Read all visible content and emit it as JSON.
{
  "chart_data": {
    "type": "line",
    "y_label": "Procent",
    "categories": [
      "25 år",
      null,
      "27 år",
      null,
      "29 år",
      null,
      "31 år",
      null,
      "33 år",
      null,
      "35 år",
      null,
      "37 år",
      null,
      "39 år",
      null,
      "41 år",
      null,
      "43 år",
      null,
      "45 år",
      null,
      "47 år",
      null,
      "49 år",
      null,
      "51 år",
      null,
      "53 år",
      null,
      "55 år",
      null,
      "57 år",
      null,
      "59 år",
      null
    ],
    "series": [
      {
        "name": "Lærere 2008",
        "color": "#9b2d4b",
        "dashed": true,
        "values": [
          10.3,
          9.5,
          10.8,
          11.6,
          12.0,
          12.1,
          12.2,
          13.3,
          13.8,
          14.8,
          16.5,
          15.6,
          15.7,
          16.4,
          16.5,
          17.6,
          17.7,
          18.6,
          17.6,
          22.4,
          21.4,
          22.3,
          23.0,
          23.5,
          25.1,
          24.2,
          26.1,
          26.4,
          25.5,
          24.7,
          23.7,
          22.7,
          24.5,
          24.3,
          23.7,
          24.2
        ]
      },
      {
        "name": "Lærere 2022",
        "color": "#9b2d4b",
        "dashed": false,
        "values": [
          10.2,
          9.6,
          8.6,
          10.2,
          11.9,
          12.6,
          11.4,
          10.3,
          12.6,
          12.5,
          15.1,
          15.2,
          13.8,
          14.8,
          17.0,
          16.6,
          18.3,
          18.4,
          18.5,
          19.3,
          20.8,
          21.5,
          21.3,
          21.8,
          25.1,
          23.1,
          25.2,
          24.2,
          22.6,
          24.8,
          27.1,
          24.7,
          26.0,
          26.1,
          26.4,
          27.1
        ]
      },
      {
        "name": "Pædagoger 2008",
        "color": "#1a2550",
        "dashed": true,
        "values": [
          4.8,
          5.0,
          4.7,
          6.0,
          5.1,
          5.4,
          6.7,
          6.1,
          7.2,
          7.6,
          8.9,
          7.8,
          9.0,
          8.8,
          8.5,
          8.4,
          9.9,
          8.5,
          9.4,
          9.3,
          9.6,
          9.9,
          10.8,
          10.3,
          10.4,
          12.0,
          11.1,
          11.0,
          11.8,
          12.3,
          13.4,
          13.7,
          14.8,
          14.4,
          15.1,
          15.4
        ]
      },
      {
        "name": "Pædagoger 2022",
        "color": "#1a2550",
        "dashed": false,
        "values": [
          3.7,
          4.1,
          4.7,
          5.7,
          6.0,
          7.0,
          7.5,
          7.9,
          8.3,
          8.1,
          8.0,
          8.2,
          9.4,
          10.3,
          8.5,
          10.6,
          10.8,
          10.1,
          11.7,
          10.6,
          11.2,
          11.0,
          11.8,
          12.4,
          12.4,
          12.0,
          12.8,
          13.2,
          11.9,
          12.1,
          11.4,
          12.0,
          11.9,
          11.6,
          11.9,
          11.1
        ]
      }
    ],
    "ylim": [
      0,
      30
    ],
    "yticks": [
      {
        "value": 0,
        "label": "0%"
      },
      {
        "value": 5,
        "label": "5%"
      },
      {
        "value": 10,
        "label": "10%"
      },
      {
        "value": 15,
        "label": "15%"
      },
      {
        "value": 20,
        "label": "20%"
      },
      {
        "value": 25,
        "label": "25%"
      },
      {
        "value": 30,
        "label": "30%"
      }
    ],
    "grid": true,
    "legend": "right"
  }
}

_WHAT IS ASKED_
Restate the data above word for word, please.

_THE OUTPUT_
Read all visible content and emit it as JSON.
{
  "chart_data": {
    "type": "line",
    "y_label": "Procent",
    "categories": [
      "25 år",
      null,
      "27 år",
      null,
      "29 år",
      null,
      "31 år",
      null,
      "33 år",
      null,
      "35 år",
      null,
      "37 år",
      null,
      "39 år",
      null,
      "41 år",
      null,
      "43 år",
      null,
      "45 år",
      null,
      "47 år",
      null,
      "49 år",
      null,
      "51 år",
      null,
      "53 år",
      null,
      "55 år",
      null,
      "57 år",
      null,
      "59 år",
      null
    ],
    "series": [
      {
        "name": "Lærere 2008",
        "color": "#9b2d4b",
        "dashed": true,
        "values": [
          10.3,
          9.5,
          10.8,
          11.6,
          12.0,
          12.1,
          12.2,
          13.3,
          13.8,
          14.8,
          16.5,
          15.6,
          15.7,
          16.4,
          16.5,
          17.6,
          17.7,
          18.6,
          17.6,
          22.4,
          21.4,
          22.3,
          23.0,
          23.5,
          25.1,
          24.2,
          26.1,
          26.4,
          25.5,
          24.7,
          23.7,
          22.7,
          24.5,
          24.3,
          23.7,
          24.2
        ]
      },
      {
        "name": "Lærere 2022",
        "color": "#9b2d4b",
        "dashed": false,
        "values": [
          10.2,
          9.6,
          8.6,
          10.2,
          11.9,
          12.6,
          11.4,
          10.3,
          12.6,
          12.5,
          15.1,
          15.2,
          13.8,
          14.8,
          17.0,
          16.6,
          18.3,
          18.4,
          18.5,
          19.3,
          20.8,
          21.5,
          21.3,
          21.8,
          25.1,
          23.1,
          25.2,
          24.2,
          22.6,
          24.8,
          27.1,
          24.7,
          26.0,
          26.1,
          26.4,
          27.1
        ]
      },
      {
        "name": "Pædagoger 2008",
        "color": "#1a2550",
        "dashed": true,
        "values": [
          4.8,
          5.0,
          4.7,
          6.0,
          5.1,
          5.4,
          6.7,
          6.1,
          7.2,
          7.6,
          8.9,
          7.8,
          9.0,
          8.8,
          8.5,
          8.4,
          9.9,
          8.5,
          9.4,
          9.3,
          9.6,
          9.9,
          10.8,
          10.3,
          10.4,
          12.0,
          11.1,
          11.0,
          11.8,
          12.3,
          13.4,
          13.7,
          14.8,
          14.4,
          15.1,
          15.4
        ]
      },
      {
        "name": "Pædagoger 2022",
        "color": "#1a2550",
        "dashed": false,
        "values": [
          3.7,
          4.1,
          4.7,
          5.7,
          6.0,
          7.0,
          7.5,
          7.9,
          8.3,
          8.1,
          8.0,
          8.2,
          9.4,
          10.3,
          8.5,
          10.6,
          10.8,
          10.1,
          11.7,
          10.6,
          11.2,
          11.0,
          11.8,
          12.4,
          12.4,
          12.0,
          12.8,
          13.2,
          11.9,
          12.1,
          11.4,
          12.0,
          11.9,
          11.6,
          11.9,
          11.1
        ]
      }
    ],
    "ylim": [
      0,
      30
    ],
    "yticks": [
      {
        "value": 0,
        "label": "0%"
      },
      {
        "value": 5,
        "label": "5%"
      },
      {
        "value": 10,
        "label": "10%"
      },
      {
        "value": 15,
        "label": "15%"
      },
      {
        "value": 20,
        "label": "20%"
      },
      {
        "value": 25,
        "label": "25%"
      },
      {
        "value": 30,
        "label": "30%"
      }
    ],
    "grid": true,
    "legend": "right"
  }
}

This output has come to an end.